• Exercise aim: Can you transcribe every line exactly and leave the pictures behind?

• Task inputs:
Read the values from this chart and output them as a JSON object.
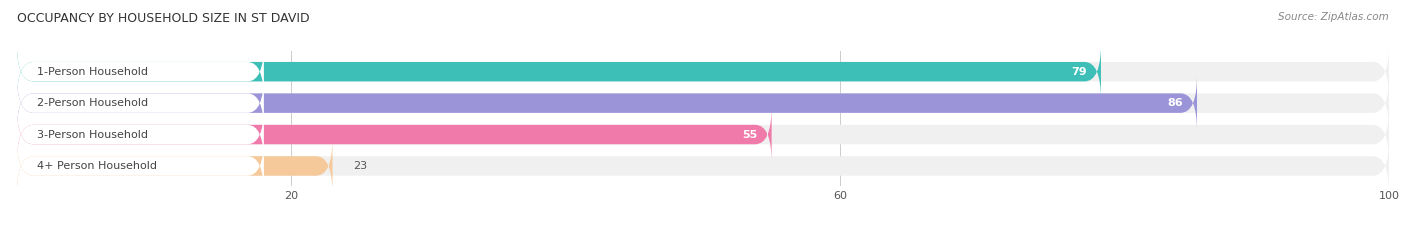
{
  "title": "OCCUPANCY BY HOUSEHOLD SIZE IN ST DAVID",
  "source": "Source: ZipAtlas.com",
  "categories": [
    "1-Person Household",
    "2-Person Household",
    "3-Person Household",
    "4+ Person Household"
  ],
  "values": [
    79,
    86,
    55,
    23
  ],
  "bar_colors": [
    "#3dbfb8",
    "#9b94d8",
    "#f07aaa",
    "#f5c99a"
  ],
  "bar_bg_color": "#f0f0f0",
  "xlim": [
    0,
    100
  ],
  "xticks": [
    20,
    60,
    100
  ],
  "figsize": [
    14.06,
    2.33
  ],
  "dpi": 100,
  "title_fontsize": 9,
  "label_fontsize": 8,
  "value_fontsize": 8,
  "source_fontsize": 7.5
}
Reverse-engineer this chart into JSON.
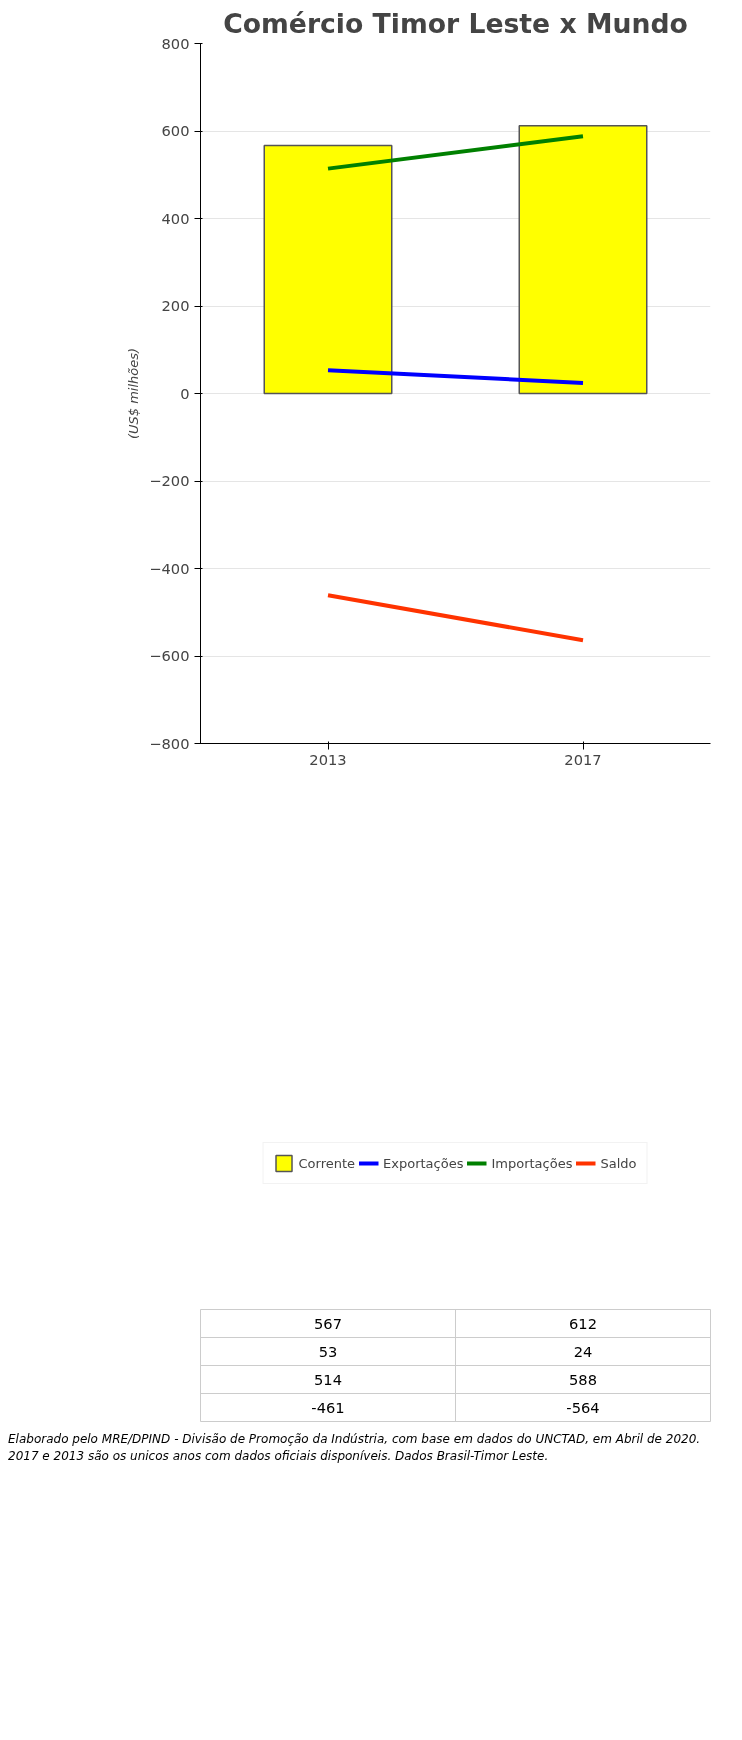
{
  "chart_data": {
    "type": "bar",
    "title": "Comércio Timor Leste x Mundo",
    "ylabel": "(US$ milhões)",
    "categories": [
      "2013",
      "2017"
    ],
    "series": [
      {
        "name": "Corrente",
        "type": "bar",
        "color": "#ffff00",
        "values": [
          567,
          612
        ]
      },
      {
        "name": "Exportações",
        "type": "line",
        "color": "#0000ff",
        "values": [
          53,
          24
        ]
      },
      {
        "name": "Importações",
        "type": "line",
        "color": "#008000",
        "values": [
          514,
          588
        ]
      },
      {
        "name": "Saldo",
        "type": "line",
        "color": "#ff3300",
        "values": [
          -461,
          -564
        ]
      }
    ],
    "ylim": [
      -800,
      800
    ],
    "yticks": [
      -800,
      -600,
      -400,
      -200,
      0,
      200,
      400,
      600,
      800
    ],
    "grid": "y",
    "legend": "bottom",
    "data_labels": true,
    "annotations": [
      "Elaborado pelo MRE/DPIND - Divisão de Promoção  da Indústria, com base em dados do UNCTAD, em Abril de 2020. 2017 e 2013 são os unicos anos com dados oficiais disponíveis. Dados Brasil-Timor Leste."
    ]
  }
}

• The reply:
Read the values from this chart and output them as a JSON object.
{
  "title": "OCCUPANCY BY HOUSEHOLD SIZE IN ST DAVID",
  "source": "Source: ZipAtlas.com",
  "categories": [
    "1-Person Household",
    "2-Person Household",
    "3-Person Household",
    "4+ Person Household"
  ],
  "values": [
    79,
    86,
    55,
    23
  ],
  "bar_colors": [
    "#3dbfb8",
    "#9b94d8",
    "#f07aaa",
    "#f5c99a"
  ],
  "bar_bg_color": "#f0f0f0",
  "xlim": [
    0,
    100
  ],
  "xticks": [
    20,
    60,
    100
  ],
  "figsize": [
    14.06,
    2.33
  ],
  "dpi": 100,
  "title_fontsize": 9,
  "label_fontsize": 8,
  "value_fontsize": 8,
  "source_fontsize": 7.5
}
Reverse-engineer this chart into JSON.
{
  "chart_data": {
    "type": "bar",
    "title": "Comércio Timor Leste x Mundo",
    "ylabel": "(US$ milhões)",
    "categories": [
      "2013",
      "2017"
    ],
    "series": [
      {
        "name": "Corrente",
        "type": "bar",
        "color": "#ffff00",
        "values": [
          567,
          612
        ]
      },
      {
        "name": "Exportações",
        "type": "line",
        "color": "#0000ff",
        "values": [
          53,
          24
        ]
      },
      {
        "name": "Importações",
        "type": "line",
        "color": "#008000",
        "values": [
          514,
          588
        ]
      },
      {
        "name": "Saldo",
        "type": "line",
        "color": "#ff3300",
        "values": [
          -461,
          -564
        ]
      }
    ],
    "ylim": [
      -800,
      800
    ],
    "yticks": [
      -800,
      -600,
      -400,
      -200,
      0,
      200,
      400,
      600,
      800
    ],
    "grid": "y",
    "legend": "bottom",
    "data_labels": true,
    "annotations": [
      "Elaborado pelo MRE/DPIND - Divisão de Promoção  da Indústria, com base em dados do UNCTAD, em Abril de 2020. 2017 e 2013 são os unicos anos com dados oficiais disponíveis. Dados Brasil-Timor Leste."
    ]
  }
}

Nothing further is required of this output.